Instructions to follow » Your task is to extract every line from the material below exactly.

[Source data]

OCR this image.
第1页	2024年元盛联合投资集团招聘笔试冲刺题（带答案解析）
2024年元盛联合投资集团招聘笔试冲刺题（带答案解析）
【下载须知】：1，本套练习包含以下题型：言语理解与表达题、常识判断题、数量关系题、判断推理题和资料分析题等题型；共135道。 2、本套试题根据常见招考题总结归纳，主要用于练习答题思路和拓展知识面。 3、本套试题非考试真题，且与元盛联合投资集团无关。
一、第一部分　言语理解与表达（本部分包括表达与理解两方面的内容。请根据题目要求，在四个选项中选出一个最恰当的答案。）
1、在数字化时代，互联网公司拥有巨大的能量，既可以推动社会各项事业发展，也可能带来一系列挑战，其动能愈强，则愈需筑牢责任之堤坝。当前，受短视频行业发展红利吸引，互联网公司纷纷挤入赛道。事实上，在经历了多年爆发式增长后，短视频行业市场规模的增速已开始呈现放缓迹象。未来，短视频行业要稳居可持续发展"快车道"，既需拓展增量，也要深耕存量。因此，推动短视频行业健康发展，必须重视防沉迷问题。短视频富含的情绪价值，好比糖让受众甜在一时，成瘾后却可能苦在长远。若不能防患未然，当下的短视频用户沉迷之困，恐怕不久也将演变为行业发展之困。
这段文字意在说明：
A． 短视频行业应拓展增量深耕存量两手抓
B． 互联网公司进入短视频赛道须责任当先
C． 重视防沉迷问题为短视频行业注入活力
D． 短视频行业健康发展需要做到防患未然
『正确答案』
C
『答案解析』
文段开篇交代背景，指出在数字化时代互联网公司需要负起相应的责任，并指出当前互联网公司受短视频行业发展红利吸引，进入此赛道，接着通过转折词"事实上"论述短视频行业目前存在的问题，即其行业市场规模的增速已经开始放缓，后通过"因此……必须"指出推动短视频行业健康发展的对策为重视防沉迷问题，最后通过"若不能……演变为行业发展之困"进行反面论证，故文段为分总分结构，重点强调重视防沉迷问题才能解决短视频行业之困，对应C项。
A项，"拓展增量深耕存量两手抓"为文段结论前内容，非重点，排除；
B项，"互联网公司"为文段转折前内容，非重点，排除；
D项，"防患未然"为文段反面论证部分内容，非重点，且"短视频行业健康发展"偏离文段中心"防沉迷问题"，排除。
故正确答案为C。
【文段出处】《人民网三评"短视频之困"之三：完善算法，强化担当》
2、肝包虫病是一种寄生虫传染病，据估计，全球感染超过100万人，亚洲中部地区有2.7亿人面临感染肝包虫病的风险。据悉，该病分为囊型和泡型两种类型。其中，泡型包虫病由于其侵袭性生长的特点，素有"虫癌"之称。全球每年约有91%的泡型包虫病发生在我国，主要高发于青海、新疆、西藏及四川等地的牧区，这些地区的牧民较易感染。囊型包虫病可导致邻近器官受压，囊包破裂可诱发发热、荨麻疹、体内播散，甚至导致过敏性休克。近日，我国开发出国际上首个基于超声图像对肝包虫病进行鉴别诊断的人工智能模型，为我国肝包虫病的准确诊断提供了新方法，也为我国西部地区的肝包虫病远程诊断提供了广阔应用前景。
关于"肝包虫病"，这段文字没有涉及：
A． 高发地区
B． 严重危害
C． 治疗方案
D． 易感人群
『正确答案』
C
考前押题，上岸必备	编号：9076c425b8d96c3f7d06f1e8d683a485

Written response »
OCR this image.
第1页	2024年元盛联合投资集团招聘笔试冲刺题（带答案解析）
2024年元盛联合投资集团招聘笔试冲刺题（带答案解析）
【下载须知】：1，本套练习包含以下题型：言语理解与表达题、常识判断题、数量关系题、判断推理题和资料分析题等题型；共135道。 2、本套试题根据常见招考题总结归纳，主要用于练习答题思路和拓展知识面。 3、本套试题非考试真题，且与元盛联合投资集团无关。
一、第一部分　言语理解与表达（本部分包括表达与理解两方面的内容。请根据题目要求，在四个选项中选出一个最恰当的答案。）
1、在数字化时代，互联网公司拥有巨大的能量，既可以推动社会各项事业发展，也可能带来一系列挑战，其动能愈强，则愈需筑牢责任之堤坝。当前，受短视频行业发展红利吸引，互联网公司纷纷挤入赛道。事实上，在经历了多年爆发式增长后，短视频行业市场规模的增速已开始呈现放缓迹象。未来，短视频行业要稳居可持续发展"快车道"，既需拓展增量，也要深耕存量。因此，推动短视频行业健康发展，必须重视防沉迷问题。短视频富含的情绪价值，好比糖让受众甜在一时，成瘾后却可能苦在长远。若不能防患未然，当下的短视频用户沉迷之困，恐怕不久也将演变为行业发展之困。
这段文字意在说明：
A． 短视频行业应拓展增量深耕存量两手抓
B． 互联网公司进入短视频赛道须责任当先
C． 重视防沉迷问题为短视频行业注入活力
D． 短视频行业健康发展需要做到防患未然
『正确答案』
C
『答案解析』
文段开篇交代背景，指出在数字化时代互联网公司需要负起相应的责任，并指出当前互联网公司受短视频行业发展红利吸引，进入此赛道，接着通过转折词"事实上"论述短视频行业目前存在的问题，即其行业市场规模的增速已经开始放缓，后通过"因此……必须"指出推动短视频行业健康发展的对策为重视防沉迷问题，最后通过"若不能……演变为行业发展之困"进行反面论证，故文段为分总分结构，重点强调重视防沉迷问题才能解决短视频行业之困，对应C项。
A项，"拓展增量深耕存量两手抓"为文段结论前内容，非重点，排除；
B项，"互联网公司"为文段转折前内容，非重点，排除；
D项，"防患未然"为文段反面论证部分内容，非重点，且"短视频行业健康发展"偏离文段中心"防沉迷问题"，排除。
故正确答案为C。
【文段出处】《人民网三评"短视频之困"之三：完善算法，强化担当》
2、肝包虫病是一种寄生虫传染病，据估计，全球感染超过100万人，亚洲中部地区有2.7亿人面临感染肝包虫病的风险。据悉，该病分为囊型和泡型两种类型。其中，泡型包虫病由于其侵袭性生长的特点，素有"虫癌"之称。全球每年约有91%的泡型包虫病发生在我国，主要高发于青海、新疆、西藏及四川等地的牧区，这些地区的牧民较易感染。囊型包虫病可导致邻近器官受压，囊包破裂可诱发发热、荨麻疹、体内播散，甚至导致过敏性休克。近日，我国开发出国际上首个基于超声图像对肝包虫病进行鉴别诊断的人工智能模型，为我国肝包虫病的准确诊断提供了新方法，也为我国西部地区的肝包虫病远程诊断提供了广阔应用前景。
关于"肝包虫病"，这段文字没有涉及：
A． 高发地区
B． 严重危害
C． 治疗方案
D． 易感人群
『正确答案』
C
考前押题，上岸必备	编号：9076c425b8d96c3f7d06f1e8d683a485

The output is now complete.